Exactly repeat all the records below, omitting the images they hold.
BEGIN Excerpted records
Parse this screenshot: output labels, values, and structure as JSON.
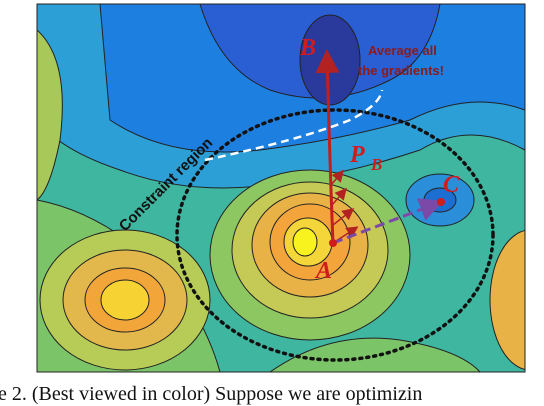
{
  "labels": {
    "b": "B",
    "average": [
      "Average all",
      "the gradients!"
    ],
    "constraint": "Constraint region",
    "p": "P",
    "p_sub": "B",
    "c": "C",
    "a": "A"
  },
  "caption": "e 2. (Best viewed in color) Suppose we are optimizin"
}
END Excerpted records
| Answer to the task |
Parse this screenshot: output labels, values, and structure as JSON.
{
  "labels": {
    "b": "B",
    "average": [
      "Average all",
      "the gradients!"
    ],
    "constraint": "Constraint region",
    "p": "P",
    "p_sub": "B",
    "c": "C",
    "a": "A"
  },
  "caption": "e 2. (Best viewed in color) Suppose we are optimizin"
}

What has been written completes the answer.